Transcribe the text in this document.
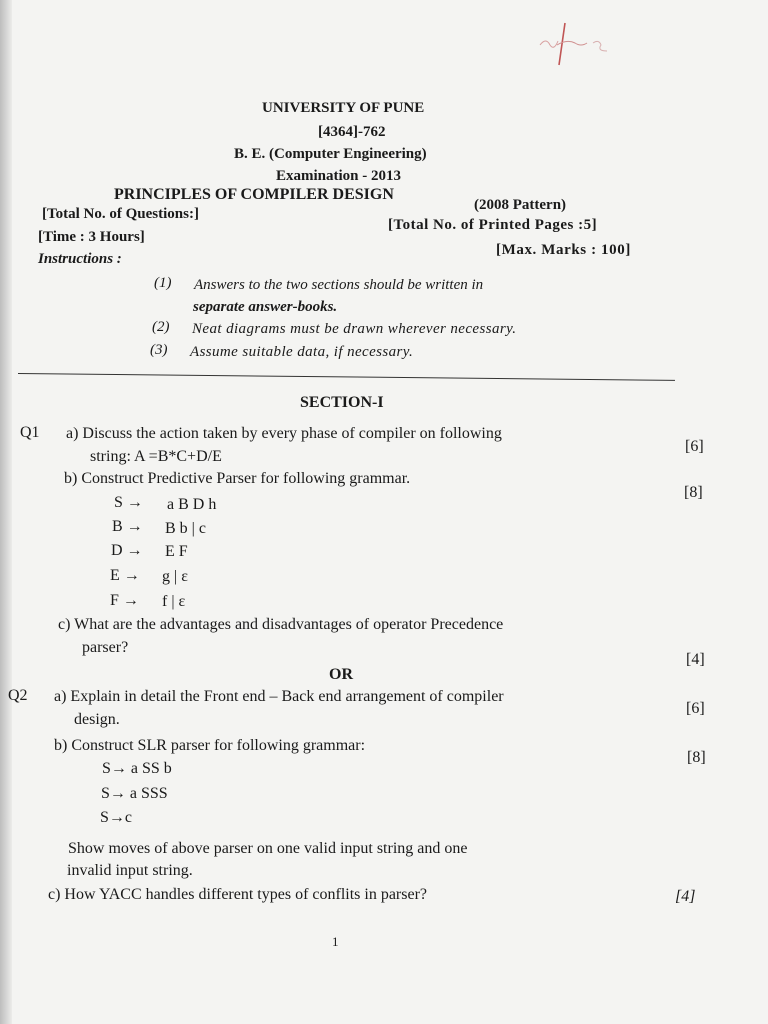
UNIVERSITY OF PUNE
[4364]-762
B. E. (Computer Engineering)
Examination - 2013
PRINCIPLES OF COMPILER DESIGN
(2008 Pattern)
[Total No. of Questions:]
[Total No. of Printed Pages :5]
[Time : 3 Hours]
[Max. Marks : 100]
Instructions :
(1) Answers to the two sections should be written in
separate answer-books.
(2) Neat diagrams must be drawn wherever necessary.
(3) Assume suitable data, if necessary.
SECTION-I
Q1 a) Discuss the action taken by every phase of compiler on following
string: A =B*C+D/E
[6]
b) Construct Predictive Parser for following grammar.
[8]
S → a B D h
B → B b | c
D → E F
E → g | ε
F → f | ε
c) What are the advantages and disadvantages of operator Precedence
parser?
[4]
OR
Q2 a) Explain in detail the Front end – Back end arrangement of compiler
design.
[6]
b) Construct SLR parser for following grammar:
[8]
S→ a SS b
S→ a SSS
S→c
Show moves of above parser on one valid input string and one
invalid input string.
c) How YACC handles different types of conflits in parser?	[4]
1
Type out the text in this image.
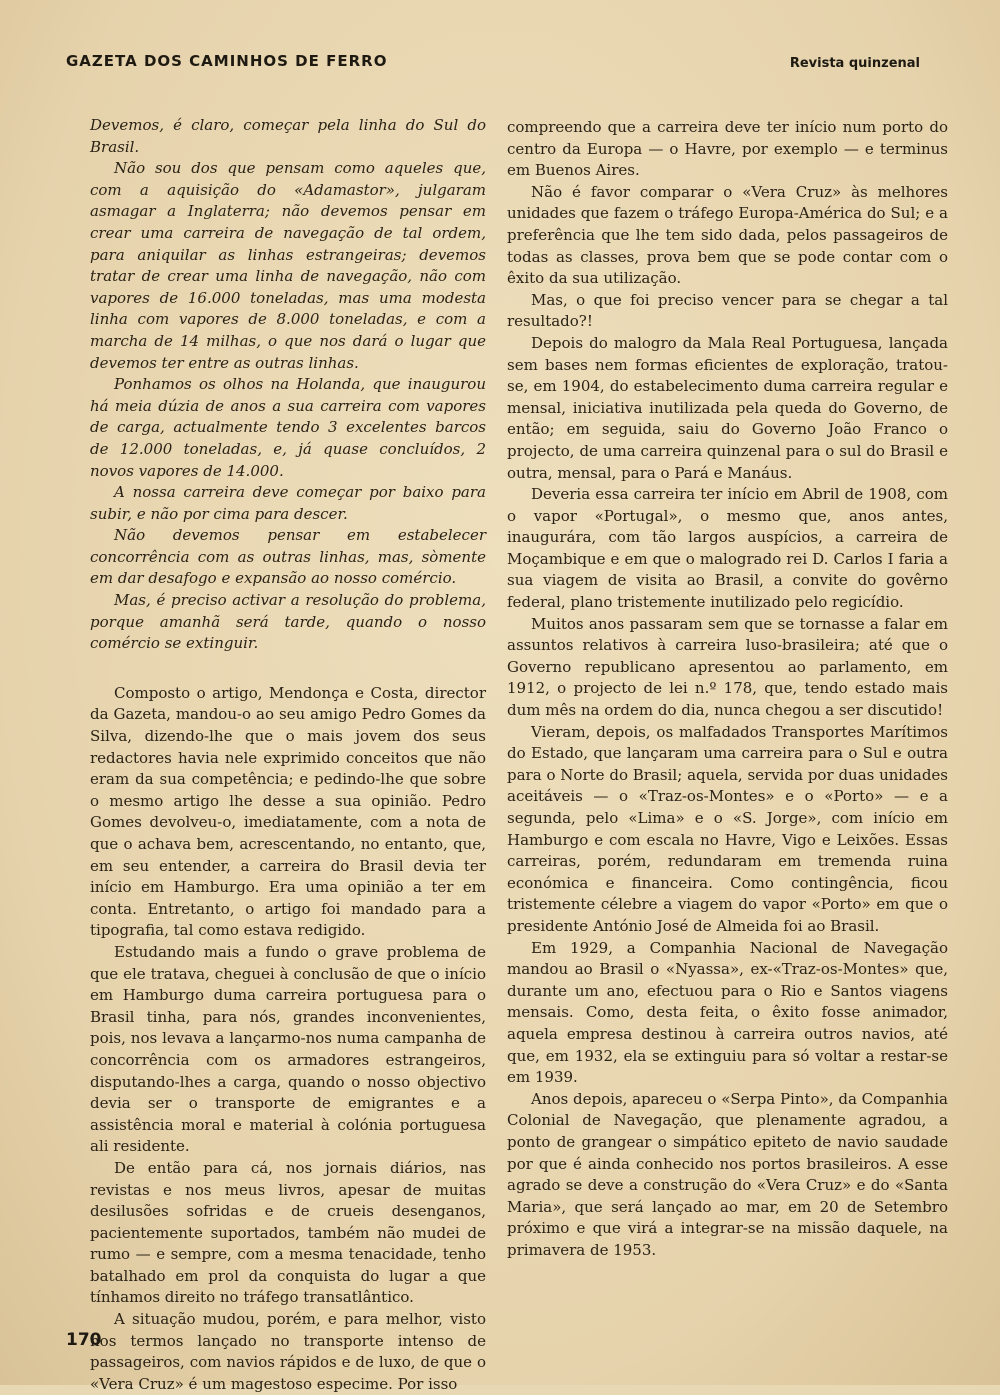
GAZETA DOS CAMINHOS DE FERRO	Revista quinzenal

Devemos, é claro, começar pela linha do Sul do Brasil.

Não sou dos que pensam como aqueles que, com a aquisição do «Adamastor», julgaram asmagar a Inglaterra; não devemos pensar em crear uma carreira de navegação de tal ordem, para aniquilar as linhas estrangeiras; devemos tratar de crear uma linha de navegação, não com vapores de 16.000 toneladas, mas uma modesta linha com vapores de 8.000 toneladas, e com a marcha de 14 milhas, o que nos dará o lugar que devemos ter entre as outras linhas.

Ponhamos os olhos na Holanda, que inaugurou há meia dúzia de anos a sua carreira com vapores de carga, actualmente tendo 3 excelentes barcos de 12.000 toneladas, e, já quase concluídos, 2 novos vapores de 14.000.

A nossa carreira deve começar por baixo para subir, e não por cima para descer.

Não devemos pensar em estabelecer concorrência com as outras linhas, mas, sòmente em dar desafogo e expansão ao nosso comércio.

Mas, é preciso activar a resolução do problema, porque amanhã será tarde, quando o nosso comércio se extinguir.

Composto o artigo, Mendonça e Costa, director da Gazeta, mandou-o ao seu amigo Pedro Gomes da Silva, dizendo-lhe que o mais jovem dos seus redactores havia nele exprimido conceitos que não eram da sua competência; e pedindo-lhe que sobre o mesmo artigo lhe desse a sua opinião. Pedro Gomes devolveu-o, imediatamente, com a nota de que o achava bem, acrescentando, no entanto, que, em seu entender, a carreira do Brasil devia ter início em Hamburgo. Era uma opinião a ter em conta. Entretanto, o artigo foi mandado para a tipografia, tal como estava redigido.

Estudando mais a fundo o grave problema de que ele tratava, cheguei à conclusão de que o início em Hamburgo duma carreira portuguesa para o Brasil tinha, para nós, grandes inconvenientes, pois, nos levava a lançarmo-nos numa campanha de concorrência com os armadores estrangeiros, disputando-lhes a carga, quando o nosso objectivo devia ser o transporte de emigrantes e a assistência moral e material à colónia portuguesa ali residente.

De então para cá, nos jornais diários, nas revistas e nos meus livros, apesar de muitas desilusões sofridas e de crueis desenganos, pacientemente suportados, também não mudei de rumo — e sempre, com a mesma tenacidade, tenho batalhado em prol da conquista do lugar a que tínhamos direito no tráfego transatlântico.

A situação mudou, porém, e para melhor, visto nos termos lançado no transporte intenso de passageiros, com navios rápidos e de luxo, de que o «Vera Cruz» é um magestoso especime. Por isso

compreendo que a carreira deve ter início num porto do centro da Europa — o Havre, por exemplo — e terminus em Buenos Aires.

Não é favor comparar o «Vera Cruz» às melhores unidades que fazem o tráfego Europa-América do Sul; e a preferência que lhe tem sido dada, pelos passageiros de todas as classes, prova bem que se pode contar com o êxito da sua utilização.

Mas, o que foi preciso vencer para se chegar a tal resultado?!

Depois do malogro da Mala Real Portuguesa, lançada sem bases nem formas eficientes de exploração, tratou-se, em 1904, do estabelecimento duma carreira regular e mensal, iniciativa inutilizada pela queda do Governo, de então; em seguida, saiu do Governo João Franco o projecto, de uma carreira quinzenal para o sul do Brasil e outra, mensal, para o Pará e Manáus.

Deveria essa carreira ter início em Abril de 1908, com o vapor «Portugal», o mesmo que, anos antes, inaugurára, com tão largos auspícios, a carreira de Moçambique e em que o malogrado rei D. Carlos I faria a sua viagem de visita ao Brasil, a convite do govêrno federal, plano tristemente inutilizado pelo regicídio.

Muitos anos passaram sem que se tornasse a falar em assuntos relativos à carreira luso-brasileira; até que o Governo republicano apresentou ao parlamento, em 1912, o projecto de lei n.º 178, que, tendo estado mais dum mês na ordem do dia, nunca chegou a ser discutido!

Vieram, depois, os malfadados Transportes Marítimos do Estado, que lançaram uma carreira para o Sul e outra para o Norte do Brasil; aquela, servida por duas unidades aceitáveis — o «Traz-os-Montes» e o «Porto» — e a segunda, pelo «Lima» e o «S. Jorge», com início em Hamburgo e com escala no Havre, Vigo e Leixões. Essas carreiras, porém, redundaram em tremenda ruina económica e financeira. Como contingência, ficou tristemente célebre a viagem do vapor «Porto» em que o presidente António José de Almeida foi ao Brasil.

Em 1929, a Companhia Nacional de Navegação mandou ao Brasil o «Nyassa», ex-«Traz-os-Montes» que, durante um ano, efectuou para o Rio e Santos viagens mensais. Como, desta feita, o êxito fosse animador, aquela empresa destinou à carreira outros navios, até que, em 1932, ela se extinguiu para só voltar a restar-se em 1939.

Anos depois, apareceu o «Serpa Pinto», da Companhia Colonial de Navegação, que plenamente agradou, a ponto de grangear o simpático epiteto de navio saudade por que é ainda conhecido nos portos brasileiros. A esse agrado se deve a construção do «Vera Cruz» e do «Santa Maria», que será lançado ao mar, em 20 de Setembro próximo e que virá a integrar-se na missão daquele, na primavera de 1953.

170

■ Aim:
Copy out all of the data word for word. Do not carry over any picture.

■ Exercise answer:
Transcribe the text in this document.
UNIVERSITY OF PUNE
[4364]-762
B. E. (Computer Engineering)
Examination - 2013
PRINCIPLES OF COMPILER DESIGN
(2008 Pattern)
[Total No. of Questions:]
[Total No. of Printed Pages :5]
[Time : 3 Hours]
[Max. Marks : 100]
Instructions :
(1) Answers to the two sections should be written in
separate answer-books.
(2) Neat diagrams must be drawn wherever necessary.
(3) Assume suitable data, if necessary.
SECTION-I
Q1 a) Discuss the action taken by every phase of compiler on following
string: A =B*C+D/E
[6]
b) Construct Predictive Parser for following grammar.
[8]
S → a B D h
B → B b | c
D → E F
E → g | ε
F → f | ε
c) What are the advantages and disadvantages of operator Precedence
parser?
[4]
OR
Q2 a) Explain in detail the Front end – Back end arrangement of compiler
design.
[6]
b) Construct SLR parser for following grammar:
[8]
S→ a SS b
S→ a SSS
S→c
Show moves of above parser on one valid input string and one
invalid input string.
c) How YACC handles different types of conflits in parser?	[4]
1
Type out the text in this image.
GAZETA DOS CAMINHOS DE FERRO	Revista quinzenal

Devemos, é claro, começar pela linha do Sul do Brasil.

Não sou dos que pensam como aqueles que, com a aquisição do «Adamastor», julgaram asmagar a Inglaterra; não devemos pensar em crear uma carreira de navegação de tal ordem, para aniquilar as linhas estrangeiras; devemos tratar de crear uma linha de navegação, não com vapores de 16.000 toneladas, mas uma modesta linha com vapores de 8.000 toneladas, e com a marcha de 14 milhas, o que nos dará o lugar que devemos ter entre as outras linhas.

Ponhamos os olhos na Holanda, que inaugurou há meia dúzia de anos a sua carreira com vapores de carga, actualmente tendo 3 excelentes barcos de 12.000 toneladas, e, já quase concluídos, 2 novos vapores de 14.000.

A nossa carreira deve começar por baixo para subir, e não por cima para descer.

Não devemos pensar em estabelecer concorrência com as outras linhas, mas, sòmente em dar desafogo e expansão ao nosso comércio.

Mas, é preciso activar a resolução do problema, porque amanhã será tarde, quando o nosso comércio se extinguir.

Composto o artigo, Mendonça e Costa, director da Gazeta, mandou-o ao seu amigo Pedro Gomes da Silva, dizendo-lhe que o mais jovem dos seus redactores havia nele exprimido conceitos que não eram da sua competência; e pedindo-lhe que sobre o mesmo artigo lhe desse a sua opinião. Pedro Gomes devolveu-o, imediatamente, com a nota de que o achava bem, acrescentando, no entanto, que, em seu entender, a carreira do Brasil devia ter início em Hamburgo. Era uma opinião a ter em conta. Entretanto, o artigo foi mandado para a tipografia, tal como estava redigido.

Estudando mais a fundo o grave problema de que ele tratava, cheguei à conclusão de que o início em Hamburgo duma carreira portuguesa para o Brasil tinha, para nós, grandes inconvenientes, pois, nos levava a lançarmo-nos numa campanha de concorrência com os armadores estrangeiros, disputando-lhes a carga, quando o nosso objectivo devia ser o transporte de emigrantes e a assistência moral e material à colónia portuguesa ali residente.

De então para cá, nos jornais diários, nas revistas e nos meus livros, apesar de muitas desilusões sofridas e de crueis desenganos, pacientemente suportados, também não mudei de rumo — e sempre, com a mesma tenacidade, tenho batalhado em prol da conquista do lugar a que tínhamos direito no tráfego transatlântico.

A situação mudou, porém, e para melhor, visto nos termos lançado no transporte intenso de passageiros, com navios rápidos e de luxo, de que o «Vera Cruz» é um magestoso especime. Por isso

compreendo que a carreira deve ter início num porto do centro da Europa — o Havre, por exemplo — e terminus em Buenos Aires.

Não é favor comparar o «Vera Cruz» às melhores unidades que fazem o tráfego Europa-América do Sul; e a preferência que lhe tem sido dada, pelos passageiros de todas as classes, prova bem que se pode contar com o êxito da sua utilização.

Mas, o que foi preciso vencer para se chegar a tal resultado?!

Depois do malogro da Mala Real Portuguesa, lançada sem bases nem formas eficientes de exploração, tratou-se, em 1904, do estabelecimento duma carreira regular e mensal, iniciativa inutilizada pela queda do Governo, de então; em seguida, saiu do Governo João Franco o projecto, de uma carreira quinzenal para o sul do Brasil e outra, mensal, para o Pará e Manáus.

Deveria essa carreira ter início em Abril de 1908, com o vapor «Portugal», o mesmo que, anos antes, inaugurára, com tão largos auspícios, a carreira de Moçambique e em que o malogrado rei D. Carlos I faria a sua viagem de visita ao Brasil, a convite do govêrno federal, plano tristemente inutilizado pelo regicídio.

Muitos anos passaram sem que se tornasse a falar em assuntos relativos à carreira luso-brasileira; até que o Governo republicano apresentou ao parlamento, em 1912, o projecto de lei n.º 178, que, tendo estado mais dum mês na ordem do dia, nunca chegou a ser discutido!

Vieram, depois, os malfadados Transportes Marítimos do Estado, que lançaram uma carreira para o Sul e outra para o Norte do Brasil; aquela, servida por duas unidades aceitáveis — o «Traz-os-Montes» e o «Porto» — e a segunda, pelo «Lima» e o «S. Jorge», com início em Hamburgo e com escala no Havre, Vigo e Leixões. Essas carreiras, porém, redundaram em tremenda ruina económica e financeira. Como contingência, ficou tristemente célebre a viagem do vapor «Porto» em que o presidente António José de Almeida foi ao Brasil.

Em 1929, a Companhia Nacional de Navegação mandou ao Brasil o «Nyassa», ex-«Traz-os-Montes» que, durante um ano, efectuou para o Rio e Santos viagens mensais. Como, desta feita, o êxito fosse animador, aquela empresa destinou à carreira outros navios, até que, em 1932, ela se extinguiu para só voltar a restar-se em 1939.

Anos depois, apareceu o «Serpa Pinto», da Companhia Colonial de Navegação, que plenamente agradou, a ponto de grangear o simpático epiteto de navio saudade por que é ainda conhecido nos portos brasileiros. A esse agrado se deve a construção do «Vera Cruz» e do «Santa Maria», que será lançado ao mar, em 20 de Setembro próximo e que virá a integrar-se na missão daquele, na primavera de 1953.

170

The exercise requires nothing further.